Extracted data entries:
━━━━━━━━━━━━━━━━━━━━
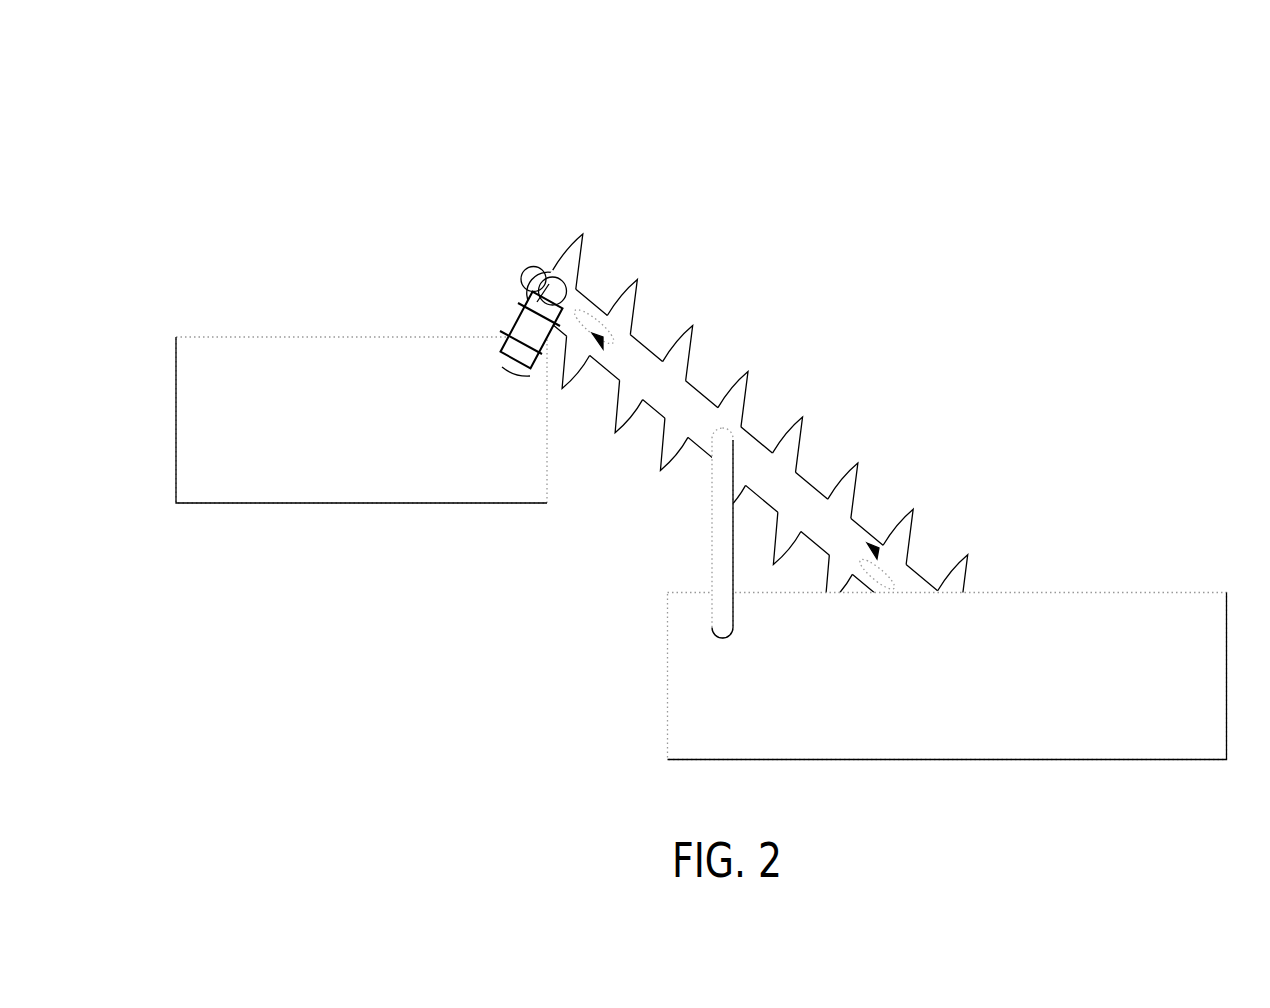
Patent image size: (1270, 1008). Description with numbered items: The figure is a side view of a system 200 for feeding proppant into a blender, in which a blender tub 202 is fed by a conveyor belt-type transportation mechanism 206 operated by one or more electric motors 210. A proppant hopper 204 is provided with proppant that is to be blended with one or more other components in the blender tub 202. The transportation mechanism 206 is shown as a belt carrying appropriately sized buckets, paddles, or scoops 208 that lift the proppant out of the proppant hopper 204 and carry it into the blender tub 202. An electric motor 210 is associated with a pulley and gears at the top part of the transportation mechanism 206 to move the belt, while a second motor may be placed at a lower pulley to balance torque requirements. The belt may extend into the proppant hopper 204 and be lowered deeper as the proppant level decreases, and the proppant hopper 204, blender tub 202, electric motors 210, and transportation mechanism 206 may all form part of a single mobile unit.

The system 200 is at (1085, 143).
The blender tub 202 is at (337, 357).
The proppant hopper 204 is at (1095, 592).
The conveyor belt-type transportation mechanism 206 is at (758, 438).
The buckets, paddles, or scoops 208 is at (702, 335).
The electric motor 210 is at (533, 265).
━━━━━━━━━━━━━━━━━━━━
◆ EXERCISE AIM ◆
Reproduce every line of the listing above verbatim, omitting the picture.

◆ RESULT ◆
Patent image size: (1270, 1008). Description with numbered items: The figure is a side view of a system 200 for feeding proppant into a blender, in which a blender tub 202 is fed by a conveyor belt-type transportation mechanism 206 operated by one or more electric motors 210. A proppant hopper 204 is provided with proppant that is to be blended with one or more other components in the blender tub 202. The transportation mechanism 206 is shown as a belt carrying appropriately sized buckets, paddles, or scoops 208 that lift the proppant out of the proppant hopper 204 and carry it into the blender tub 202. An electric motor 210 is associated with a pulley and gears at the top part of the transportation mechanism 206 to move the belt, while a second motor may be placed at a lower pulley to balance torque requirements. The belt may extend into the proppant hopper 204 and be lowered deeper as the proppant level decreases, and the proppant hopper 204, blender tub 202, electric motors 210, and transportation mechanism 206 may all form part of a single mobile unit.

The system 200 is at (1085, 143).
The blender tub 202 is at (337, 357).
The proppant hopper 204 is at (1095, 592).
The conveyor belt-type transportation mechanism 206 is at (758, 438).
The buckets, paddles, or scoops 208 is at (702, 335).
The electric motor 210 is at (533, 265).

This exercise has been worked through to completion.